start RECORDED DATA

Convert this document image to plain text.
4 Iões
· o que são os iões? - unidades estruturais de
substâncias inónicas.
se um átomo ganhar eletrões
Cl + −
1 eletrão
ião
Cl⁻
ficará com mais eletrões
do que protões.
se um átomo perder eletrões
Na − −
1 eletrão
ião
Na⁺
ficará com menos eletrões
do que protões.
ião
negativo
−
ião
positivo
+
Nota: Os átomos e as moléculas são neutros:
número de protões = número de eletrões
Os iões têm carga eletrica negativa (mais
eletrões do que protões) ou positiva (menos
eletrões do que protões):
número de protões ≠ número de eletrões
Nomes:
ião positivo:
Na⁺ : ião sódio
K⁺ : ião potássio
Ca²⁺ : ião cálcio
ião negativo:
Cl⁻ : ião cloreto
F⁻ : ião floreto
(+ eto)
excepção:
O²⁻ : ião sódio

end RECORDED DATA
start RECORDED DATA

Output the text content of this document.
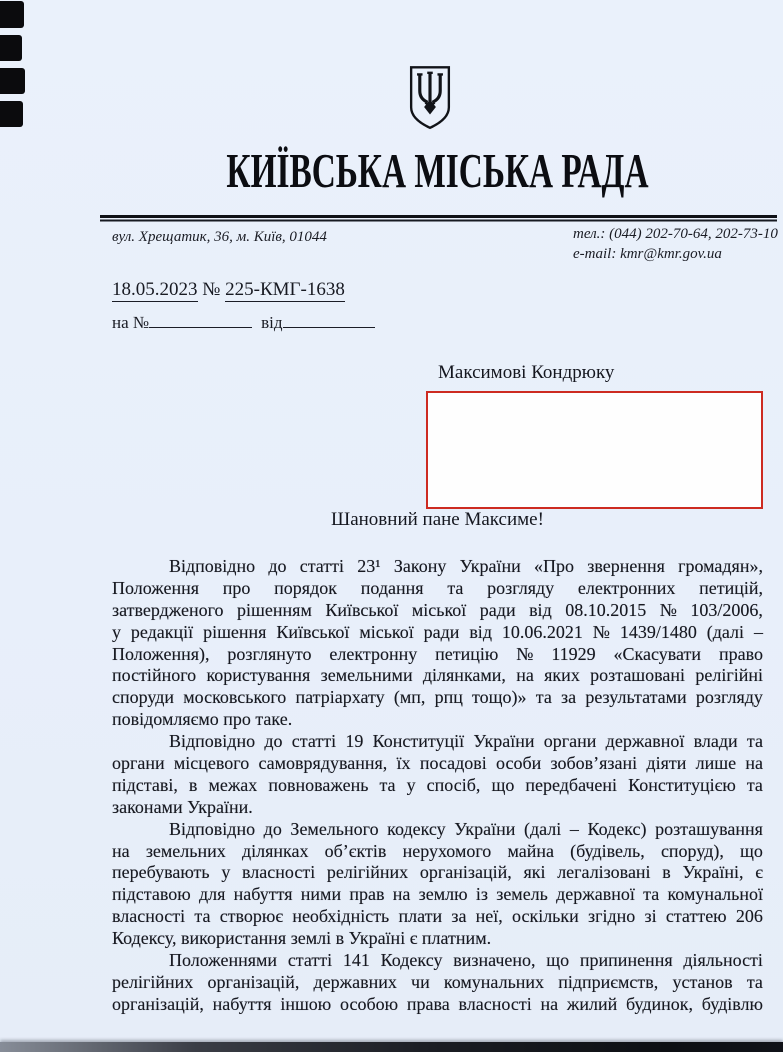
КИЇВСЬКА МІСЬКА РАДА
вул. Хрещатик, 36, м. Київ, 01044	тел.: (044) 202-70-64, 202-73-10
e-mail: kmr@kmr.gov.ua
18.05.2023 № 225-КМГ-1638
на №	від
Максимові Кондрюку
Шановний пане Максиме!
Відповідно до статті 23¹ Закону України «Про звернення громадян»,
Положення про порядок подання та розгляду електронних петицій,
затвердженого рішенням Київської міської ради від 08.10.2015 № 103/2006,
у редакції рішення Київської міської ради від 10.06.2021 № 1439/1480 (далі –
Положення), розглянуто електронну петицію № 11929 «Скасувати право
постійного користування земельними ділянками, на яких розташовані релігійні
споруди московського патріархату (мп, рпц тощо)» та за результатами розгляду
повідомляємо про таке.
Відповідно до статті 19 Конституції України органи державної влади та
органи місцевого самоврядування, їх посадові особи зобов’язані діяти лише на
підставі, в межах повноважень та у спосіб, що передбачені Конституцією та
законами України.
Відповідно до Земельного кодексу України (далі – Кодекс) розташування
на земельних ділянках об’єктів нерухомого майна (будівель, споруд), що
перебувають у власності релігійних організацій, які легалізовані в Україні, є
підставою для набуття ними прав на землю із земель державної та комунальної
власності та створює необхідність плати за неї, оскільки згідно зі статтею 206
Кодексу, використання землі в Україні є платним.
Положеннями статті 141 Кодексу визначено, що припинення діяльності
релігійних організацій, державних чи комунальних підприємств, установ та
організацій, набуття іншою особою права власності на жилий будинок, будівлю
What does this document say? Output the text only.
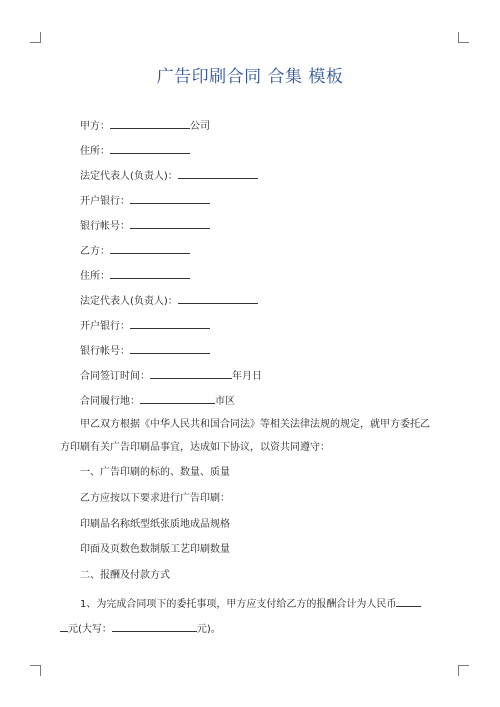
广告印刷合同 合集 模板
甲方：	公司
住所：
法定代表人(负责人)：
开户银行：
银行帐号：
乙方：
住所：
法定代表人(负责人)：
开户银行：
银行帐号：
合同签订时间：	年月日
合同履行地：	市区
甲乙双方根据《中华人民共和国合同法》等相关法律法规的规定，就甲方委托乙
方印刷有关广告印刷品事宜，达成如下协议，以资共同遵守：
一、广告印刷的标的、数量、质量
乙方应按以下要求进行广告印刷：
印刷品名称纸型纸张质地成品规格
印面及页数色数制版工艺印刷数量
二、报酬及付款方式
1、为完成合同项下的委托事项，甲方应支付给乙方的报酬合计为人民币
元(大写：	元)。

end RECORDED DATA

§ EXERCISE AIM:
Read the data above and pull out each line that holds the string "text".

§ SOLUTION:
Convert this document image to plain text.
Output the text content of this document.
What does this document say? Output the text only.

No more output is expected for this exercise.